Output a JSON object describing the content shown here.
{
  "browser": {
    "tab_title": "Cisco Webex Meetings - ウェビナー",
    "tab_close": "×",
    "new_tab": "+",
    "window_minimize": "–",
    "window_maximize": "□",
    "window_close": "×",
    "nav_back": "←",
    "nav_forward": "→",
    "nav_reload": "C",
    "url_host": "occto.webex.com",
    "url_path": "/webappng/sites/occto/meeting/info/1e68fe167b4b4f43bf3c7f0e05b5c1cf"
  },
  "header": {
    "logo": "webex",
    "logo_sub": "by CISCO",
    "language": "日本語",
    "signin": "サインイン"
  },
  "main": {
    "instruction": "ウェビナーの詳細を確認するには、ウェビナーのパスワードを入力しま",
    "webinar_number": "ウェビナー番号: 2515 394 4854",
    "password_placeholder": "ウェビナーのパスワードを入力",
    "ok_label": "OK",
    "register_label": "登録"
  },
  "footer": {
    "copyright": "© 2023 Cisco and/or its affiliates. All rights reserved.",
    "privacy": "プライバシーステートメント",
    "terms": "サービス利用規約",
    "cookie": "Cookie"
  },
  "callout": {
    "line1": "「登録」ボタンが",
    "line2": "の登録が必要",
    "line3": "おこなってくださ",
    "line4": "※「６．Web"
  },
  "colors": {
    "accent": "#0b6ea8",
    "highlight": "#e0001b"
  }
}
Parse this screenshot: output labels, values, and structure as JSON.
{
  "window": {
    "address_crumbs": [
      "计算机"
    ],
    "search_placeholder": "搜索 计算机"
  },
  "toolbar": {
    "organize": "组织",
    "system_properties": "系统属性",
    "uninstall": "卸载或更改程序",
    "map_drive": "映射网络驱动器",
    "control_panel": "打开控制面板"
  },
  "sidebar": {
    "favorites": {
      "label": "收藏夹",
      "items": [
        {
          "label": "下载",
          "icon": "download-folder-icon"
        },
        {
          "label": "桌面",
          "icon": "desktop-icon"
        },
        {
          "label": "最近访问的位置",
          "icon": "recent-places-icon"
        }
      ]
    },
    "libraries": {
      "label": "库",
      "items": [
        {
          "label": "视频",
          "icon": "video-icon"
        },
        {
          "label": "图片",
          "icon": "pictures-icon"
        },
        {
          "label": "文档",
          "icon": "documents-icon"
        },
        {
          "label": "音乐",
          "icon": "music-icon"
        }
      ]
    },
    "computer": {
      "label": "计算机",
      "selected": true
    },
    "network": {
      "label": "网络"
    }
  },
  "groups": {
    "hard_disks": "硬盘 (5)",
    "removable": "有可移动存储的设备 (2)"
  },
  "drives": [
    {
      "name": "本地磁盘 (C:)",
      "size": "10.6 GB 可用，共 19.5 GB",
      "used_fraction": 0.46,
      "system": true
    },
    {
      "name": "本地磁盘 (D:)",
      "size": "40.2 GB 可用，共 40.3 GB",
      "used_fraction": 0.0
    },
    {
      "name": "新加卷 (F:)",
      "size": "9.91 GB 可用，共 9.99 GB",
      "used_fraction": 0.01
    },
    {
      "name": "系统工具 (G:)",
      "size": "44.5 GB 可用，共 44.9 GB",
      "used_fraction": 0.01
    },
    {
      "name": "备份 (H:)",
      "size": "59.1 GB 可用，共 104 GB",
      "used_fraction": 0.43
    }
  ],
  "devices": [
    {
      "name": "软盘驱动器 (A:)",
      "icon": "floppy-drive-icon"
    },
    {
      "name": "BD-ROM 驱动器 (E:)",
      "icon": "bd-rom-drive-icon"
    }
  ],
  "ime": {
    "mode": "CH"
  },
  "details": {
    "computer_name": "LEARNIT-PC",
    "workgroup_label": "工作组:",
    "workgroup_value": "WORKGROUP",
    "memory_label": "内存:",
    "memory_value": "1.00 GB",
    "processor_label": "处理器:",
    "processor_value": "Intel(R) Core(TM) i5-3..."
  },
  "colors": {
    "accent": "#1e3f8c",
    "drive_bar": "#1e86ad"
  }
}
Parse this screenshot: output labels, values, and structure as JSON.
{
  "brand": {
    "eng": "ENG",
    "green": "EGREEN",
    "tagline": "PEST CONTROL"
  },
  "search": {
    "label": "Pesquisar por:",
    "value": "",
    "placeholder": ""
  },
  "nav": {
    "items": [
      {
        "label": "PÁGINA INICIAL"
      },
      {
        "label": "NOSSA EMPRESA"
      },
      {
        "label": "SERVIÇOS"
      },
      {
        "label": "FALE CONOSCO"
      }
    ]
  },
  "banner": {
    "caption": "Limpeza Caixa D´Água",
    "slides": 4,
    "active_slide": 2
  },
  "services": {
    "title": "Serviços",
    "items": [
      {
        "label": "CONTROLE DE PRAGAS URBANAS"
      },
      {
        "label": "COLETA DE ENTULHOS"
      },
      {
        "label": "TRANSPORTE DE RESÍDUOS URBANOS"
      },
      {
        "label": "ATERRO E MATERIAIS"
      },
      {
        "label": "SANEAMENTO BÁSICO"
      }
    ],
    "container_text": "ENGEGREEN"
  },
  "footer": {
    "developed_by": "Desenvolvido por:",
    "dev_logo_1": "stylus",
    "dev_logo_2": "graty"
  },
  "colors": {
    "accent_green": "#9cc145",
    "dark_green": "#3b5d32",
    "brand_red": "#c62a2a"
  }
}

* What is needed: Write out all of the records above exactly as they appear.

* Task response:
Output a JSON object describing the content shown here.
{
  "browser": {
    "tab_title": "Cisco Webex Meetings - ウェビナー",
    "tab_close": "×",
    "new_tab": "+",
    "window_minimize": "–",
    "window_maximize": "□",
    "window_close": "×",
    "nav_back": "←",
    "nav_forward": "→",
    "nav_reload": "C",
    "url_host": "occto.webex.com",
    "url_path": "/webappng/sites/occto/meeting/info/1e68fe167b4b4f43bf3c7f0e05b5c1cf"
  },
  "header": {
    "logo": "webex",
    "logo_sub": "by CISCO",
    "language": "日本語",
    "signin": "サインイン"
  },
  "main": {
    "instruction": "ウェビナーの詳細を確認するには、ウェビナーのパスワードを入力しま",
    "webinar_number": "ウェビナー番号: 2515 394 4854",
    "password_placeholder": "ウェビナーのパスワードを入力",
    "ok_label": "OK",
    "register_label": "登録"
  },
  "footer": {
    "copyright": "© 2023 Cisco and/or its affiliates. All rights reserved.",
    "privacy": "プライバシーステートメント",
    "terms": "サービス利用規約",
    "cookie": "Cookie"
  },
  "callout": {
    "line1": "「登録」ボタンが",
    "line2": "の登録が必要",
    "line3": "おこなってくださ",
    "line4": "※「６．Web"
  },
  "colors": {
    "accent": "#0b6ea8",
    "highlight": "#e0001b"
  }
}
Parse this screenshot: output labels, values, and structure as JSON.
{
  "window": {
    "address_crumbs": [
      "计算机"
    ],
    "search_placeholder": "搜索 计算机"
  },
  "toolbar": {
    "organize": "组织",
    "system_properties": "系统属性",
    "uninstall": "卸载或更改程序",
    "map_drive": "映射网络驱动器",
    "control_panel": "打开控制面板"
  },
  "sidebar": {
    "favorites": {
      "label": "收藏夹",
      "items": [
        {
          "label": "下载",
          "icon": "download-folder-icon"
        },
        {
          "label": "桌面",
          "icon": "desktop-icon"
        },
        {
          "label": "最近访问的位置",
          "icon": "recent-places-icon"
        }
      ]
    },
    "libraries": {
      "label": "库",
      "items": [
        {
          "label": "视频",
          "icon": "video-icon"
        },
        {
          "label": "图片",
          "icon": "pictures-icon"
        },
        {
          "label": "文档",
          "icon": "documents-icon"
        },
        {
          "label": "音乐",
          "icon": "music-icon"
        }
      ]
    },
    "computer": {
      "label": "计算机",
      "selected": true
    },
    "network": {
      "label": "网络"
    }
  },
  "groups": {
    "hard_disks": "硬盘 (5)",
    "removable": "有可移动存储的设备 (2)"
  },
  "drives": [
    {
      "name": "本地磁盘 (C:)",
      "size": "10.6 GB 可用，共 19.5 GB",
      "used_fraction": 0.46,
      "system": true
    },
    {
      "name": "本地磁盘 (D:)",
      "size": "40.2 GB 可用，共 40.3 GB",
      "used_fraction": 0.0
    },
    {
      "name": "新加卷 (F:)",
      "size": "9.91 GB 可用，共 9.99 GB",
      "used_fraction": 0.01
    },
    {
      "name": "系统工具 (G:)",
      "size": "44.5 GB 可用，共 44.9 GB",
      "used_fraction": 0.01
    },
    {
      "name": "备份 (H:)",
      "size": "59.1 GB 可用，共 104 GB",
      "used_fraction": 0.43
    }
  ],
  "devices": [
    {
      "name": "软盘驱动器 (A:)",
      "icon": "floppy-drive-icon"
    },
    {
      "name": "BD-ROM 驱动器 (E:)",
      "icon": "bd-rom-drive-icon"
    }
  ],
  "ime": {
    "mode": "CH"
  },
  "details": {
    "computer_name": "LEARNIT-PC",
    "workgroup_label": "工作组:",
    "workgroup_value": "WORKGROUP",
    "memory_label": "内存:",
    "memory_value": "1.00 GB",
    "processor_label": "处理器:",
    "processor_value": "Intel(R) Core(TM) i5-3..."
  },
  "colors": {
    "accent": "#1e3f8c",
    "drive_bar": "#1e86ad"
  }
}
Parse this screenshot: output labels, values, and structure as JSON.
{
  "brand": {
    "eng": "ENG",
    "green": "EGREEN",
    "tagline": "PEST CONTROL"
  },
  "search": {
    "label": "Pesquisar por:",
    "value": "",
    "placeholder": ""
  },
  "nav": {
    "items": [
      {
        "label": "PÁGINA INICIAL"
      },
      {
        "label": "NOSSA EMPRESA"
      },
      {
        "label": "SERVIÇOS"
      },
      {
        "label": "FALE CONOSCO"
      }
    ]
  },
  "banner": {
    "caption": "Limpeza Caixa D´Água",
    "slides": 4,
    "active_slide": 2
  },
  "services": {
    "title": "Serviços",
    "items": [
      {
        "label": "CONTROLE DE PRAGAS URBANAS"
      },
      {
        "label": "COLETA DE ENTULHOS"
      },
      {
        "label": "TRANSPORTE DE RESÍDUOS URBANOS"
      },
      {
        "label": "ATERRO E MATERIAIS"
      },
      {
        "label": "SANEAMENTO BÁSICO"
      }
    ],
    "container_text": "ENGEGREEN"
  },
  "footer": {
    "developed_by": "Desenvolvido por:",
    "dev_logo_1": "stylus",
    "dev_logo_2": "graty"
  },
  "colors": {
    "accent_green": "#9cc145",
    "dark_green": "#3b5d32",
    "brand_red": "#c62a2a"
  }
}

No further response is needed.